Source data:
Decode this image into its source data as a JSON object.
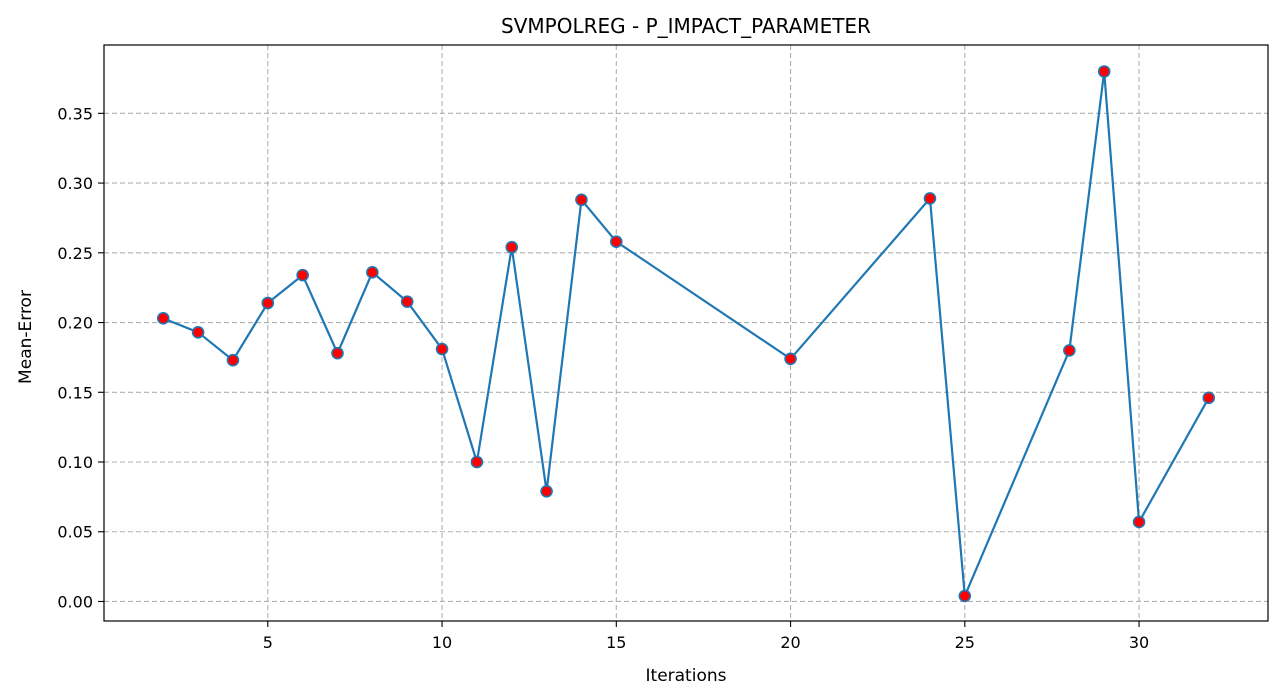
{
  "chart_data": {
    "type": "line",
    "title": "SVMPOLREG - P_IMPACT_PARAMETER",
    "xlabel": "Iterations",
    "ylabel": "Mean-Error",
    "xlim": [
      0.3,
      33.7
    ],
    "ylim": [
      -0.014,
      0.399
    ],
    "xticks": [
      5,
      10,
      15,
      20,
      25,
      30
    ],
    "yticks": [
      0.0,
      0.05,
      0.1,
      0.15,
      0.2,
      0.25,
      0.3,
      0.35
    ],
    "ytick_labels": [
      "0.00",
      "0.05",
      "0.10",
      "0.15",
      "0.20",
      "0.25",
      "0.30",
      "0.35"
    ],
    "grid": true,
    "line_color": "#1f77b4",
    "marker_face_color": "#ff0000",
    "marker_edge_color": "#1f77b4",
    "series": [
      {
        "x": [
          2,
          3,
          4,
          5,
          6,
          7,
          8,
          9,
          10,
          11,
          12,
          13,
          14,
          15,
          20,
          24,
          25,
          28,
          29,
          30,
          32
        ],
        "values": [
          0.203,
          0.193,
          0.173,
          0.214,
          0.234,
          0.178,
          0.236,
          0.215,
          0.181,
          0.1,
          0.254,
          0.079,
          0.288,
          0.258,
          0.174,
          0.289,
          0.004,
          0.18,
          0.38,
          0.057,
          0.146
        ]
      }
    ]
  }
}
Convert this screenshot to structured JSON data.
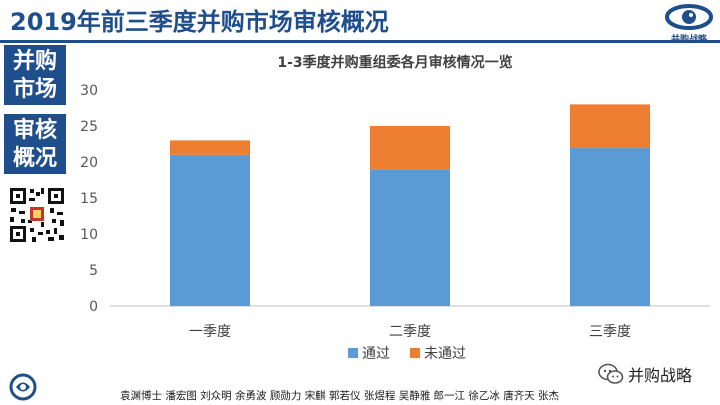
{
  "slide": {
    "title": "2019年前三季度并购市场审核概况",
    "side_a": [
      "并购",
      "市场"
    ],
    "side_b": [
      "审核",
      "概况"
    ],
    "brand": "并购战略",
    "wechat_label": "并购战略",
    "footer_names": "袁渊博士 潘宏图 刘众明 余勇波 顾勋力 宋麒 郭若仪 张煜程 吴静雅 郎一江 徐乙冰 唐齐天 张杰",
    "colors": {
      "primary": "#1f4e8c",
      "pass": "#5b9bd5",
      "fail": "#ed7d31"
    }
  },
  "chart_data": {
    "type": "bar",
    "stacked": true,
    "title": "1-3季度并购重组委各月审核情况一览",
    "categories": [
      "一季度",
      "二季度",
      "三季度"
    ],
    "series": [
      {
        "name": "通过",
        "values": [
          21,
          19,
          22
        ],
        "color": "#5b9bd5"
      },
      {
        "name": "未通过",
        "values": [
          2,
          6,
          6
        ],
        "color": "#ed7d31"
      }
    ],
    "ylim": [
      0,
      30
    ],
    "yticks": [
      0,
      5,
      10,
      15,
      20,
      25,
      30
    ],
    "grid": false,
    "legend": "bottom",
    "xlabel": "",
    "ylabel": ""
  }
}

Problem to solve:
Exactly reproduce each record, leaving out any pictures.

Answer to the problem:
Decode this image into its source data as a JSON object.
{
  "chart_data": {
    "type": "line",
    "title": "SVMPOLREG - P_IMPACT_PARAMETER",
    "xlabel": "Iterations",
    "ylabel": "Mean-Error",
    "xlim": [
      0.3,
      33.7
    ],
    "ylim": [
      -0.014,
      0.399
    ],
    "xticks": [
      5,
      10,
      15,
      20,
      25,
      30
    ],
    "yticks": [
      0.0,
      0.05,
      0.1,
      0.15,
      0.2,
      0.25,
      0.3,
      0.35
    ],
    "ytick_labels": [
      "0.00",
      "0.05",
      "0.10",
      "0.15",
      "0.20",
      "0.25",
      "0.30",
      "0.35"
    ],
    "grid": true,
    "line_color": "#1f77b4",
    "marker_face_color": "#ff0000",
    "marker_edge_color": "#1f77b4",
    "series": [
      {
        "x": [
          2,
          3,
          4,
          5,
          6,
          7,
          8,
          9,
          10,
          11,
          12,
          13,
          14,
          15,
          20,
          24,
          25,
          28,
          29,
          30,
          32
        ],
        "values": [
          0.203,
          0.193,
          0.173,
          0.214,
          0.234,
          0.178,
          0.236,
          0.215,
          0.181,
          0.1,
          0.254,
          0.079,
          0.288,
          0.258,
          0.174,
          0.289,
          0.004,
          0.18,
          0.38,
          0.057,
          0.146
        ]
      }
    ]
  }
}
Convert this screenshot to structured JSON data.
{
  "slide": {
    "title": "2019年前三季度并购市场审核概况",
    "side_a": [
      "并购",
      "市场"
    ],
    "side_b": [
      "审核",
      "概况"
    ],
    "brand": "并购战略",
    "wechat_label": "并购战略",
    "footer_names": "袁渊博士 潘宏图 刘众明 余勇波 顾勋力 宋麒 郭若仪 张煜程 吴静雅 郎一江 徐乙冰 唐齐天 张杰",
    "colors": {
      "primary": "#1f4e8c",
      "pass": "#5b9bd5",
      "fail": "#ed7d31"
    }
  },
  "chart_data": {
    "type": "bar",
    "stacked": true,
    "title": "1-3季度并购重组委各月审核情况一览",
    "categories": [
      "一季度",
      "二季度",
      "三季度"
    ],
    "series": [
      {
        "name": "通过",
        "values": [
          21,
          19,
          22
        ],
        "color": "#5b9bd5"
      },
      {
        "name": "未通过",
        "values": [
          2,
          6,
          6
        ],
        "color": "#ed7d31"
      }
    ],
    "ylim": [
      0,
      30
    ],
    "yticks": [
      0,
      5,
      10,
      15,
      20,
      25,
      30
    ],
    "grid": false,
    "legend": "bottom",
    "xlabel": "",
    "ylabel": ""
  }
}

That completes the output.